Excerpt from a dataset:
* * * * *
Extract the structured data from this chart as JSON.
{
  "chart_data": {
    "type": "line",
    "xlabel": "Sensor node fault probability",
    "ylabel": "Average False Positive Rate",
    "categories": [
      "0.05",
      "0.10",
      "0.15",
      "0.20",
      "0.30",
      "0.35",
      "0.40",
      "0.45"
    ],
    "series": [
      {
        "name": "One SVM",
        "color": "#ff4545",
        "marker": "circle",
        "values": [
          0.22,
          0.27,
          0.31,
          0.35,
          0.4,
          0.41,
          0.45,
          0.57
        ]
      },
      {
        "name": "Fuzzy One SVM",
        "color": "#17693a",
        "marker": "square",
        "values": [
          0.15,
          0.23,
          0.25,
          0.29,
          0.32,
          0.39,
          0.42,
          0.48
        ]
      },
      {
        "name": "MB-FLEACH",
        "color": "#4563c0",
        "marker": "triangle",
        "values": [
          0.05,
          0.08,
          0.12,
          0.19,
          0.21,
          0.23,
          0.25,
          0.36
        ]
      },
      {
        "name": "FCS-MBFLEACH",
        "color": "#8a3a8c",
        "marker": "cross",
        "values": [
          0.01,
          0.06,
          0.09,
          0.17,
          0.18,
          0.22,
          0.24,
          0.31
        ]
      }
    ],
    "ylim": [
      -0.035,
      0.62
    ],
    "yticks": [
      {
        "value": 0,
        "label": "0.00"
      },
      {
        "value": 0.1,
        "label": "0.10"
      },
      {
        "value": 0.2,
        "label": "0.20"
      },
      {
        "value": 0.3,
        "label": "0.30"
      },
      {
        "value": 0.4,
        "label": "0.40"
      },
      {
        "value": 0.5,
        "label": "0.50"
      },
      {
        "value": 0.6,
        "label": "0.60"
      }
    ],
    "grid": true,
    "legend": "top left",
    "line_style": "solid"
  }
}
* * * * *
• _REQUIRED TASK_
Go through the data and return every record exactly.

• _OUTPUT OF THE EXERCISE_
Extract the structured data from this chart as JSON.
{
  "chart_data": {
    "type": "line",
    "xlabel": "Sensor node fault probability",
    "ylabel": "Average False Positive Rate",
    "categories": [
      "0.05",
      "0.10",
      "0.15",
      "0.20",
      "0.30",
      "0.35",
      "0.40",
      "0.45"
    ],
    "series": [
      {
        "name": "One SVM",
        "color": "#ff4545",
        "marker": "circle",
        "values": [
          0.22,
          0.27,
          0.31,
          0.35,
          0.4,
          0.41,
          0.45,
          0.57
        ]
      },
      {
        "name": "Fuzzy One SVM",
        "color": "#17693a",
        "marker": "square",
        "values": [
          0.15,
          0.23,
          0.25,
          0.29,
          0.32,
          0.39,
          0.42,
          0.48
        ]
      },
      {
        "name": "MB-FLEACH",
        "color": "#4563c0",
        "marker": "triangle",
        "values": [
          0.05,
          0.08,
          0.12,
          0.19,
          0.21,
          0.23,
          0.25,
          0.36
        ]
      },
      {
        "name": "FCS-MBFLEACH",
        "color": "#8a3a8c",
        "marker": "cross",
        "values": [
          0.01,
          0.06,
          0.09,
          0.17,
          0.18,
          0.22,
          0.24,
          0.31
        ]
      }
    ],
    "ylim": [
      -0.035,
      0.62
    ],
    "yticks": [
      {
        "value": 0,
        "label": "0.00"
      },
      {
        "value": 0.1,
        "label": "0.10"
      },
      {
        "value": 0.2,
        "label": "0.20"
      },
      {
        "value": 0.3,
        "label": "0.30"
      },
      {
        "value": 0.4,
        "label": "0.40"
      },
      {
        "value": 0.5,
        "label": "0.50"
      },
      {
        "value": 0.6,
        "label": "0.60"
      }
    ],
    "grid": true,
    "legend": "top left",
    "line_style": "solid"
  }
}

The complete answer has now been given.